→ PROBLEM:
Count the lines below that contain the word "name" and give only that number.

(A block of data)
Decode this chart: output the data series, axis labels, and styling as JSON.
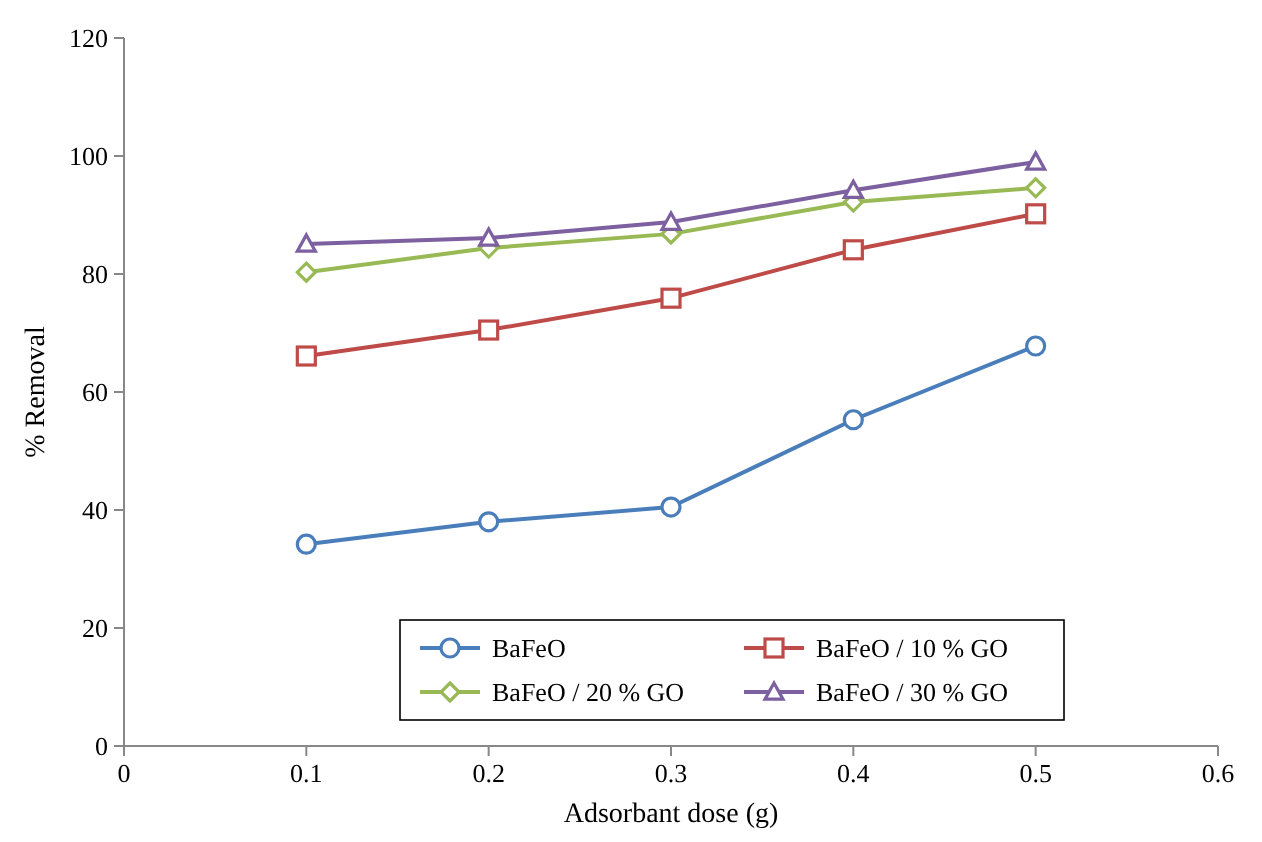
{
  "chart_data": {
    "type": "line",
    "xlabel": "Adsorbant dose (g)",
    "ylabel": "% Removal",
    "x": [
      0.1,
      0.2,
      0.3,
      0.4,
      0.5
    ],
    "xlim": [
      0,
      0.6
    ],
    "xticks": [
      0,
      0.1,
      0.2,
      0.3,
      0.4,
      0.5,
      0.6
    ],
    "ylim": [
      0,
      120
    ],
    "yticks": [
      0,
      20,
      40,
      60,
      80,
      100,
      120
    ],
    "legend": "bottom",
    "grid": false,
    "series": [
      {
        "name": "BaFeO",
        "color": "#4a7ebb",
        "marker": "circle",
        "values": [
          34.2,
          38,
          40.5,
          55.3,
          67.8
        ]
      },
      {
        "name": "BaFeO / 10 % GO",
        "color": "#be4b48",
        "marker": "square",
        "values": [
          66.1,
          70.5,
          75.9,
          84.1,
          90.2
        ]
      },
      {
        "name": "BaFeO / 20 % GO",
        "color": "#98b954",
        "marker": "diamond",
        "values": [
          80.3,
          84.4,
          86.8,
          92.2,
          94.6
        ]
      },
      {
        "name": "BaFeO / 30 % GO",
        "color": "#7d60a0",
        "marker": "triangle",
        "values": [
          85.1,
          86.1,
          88.8,
          94.2,
          99
        ]
      }
    ]
  }
}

→ OUTPUT OF THE TASK:
4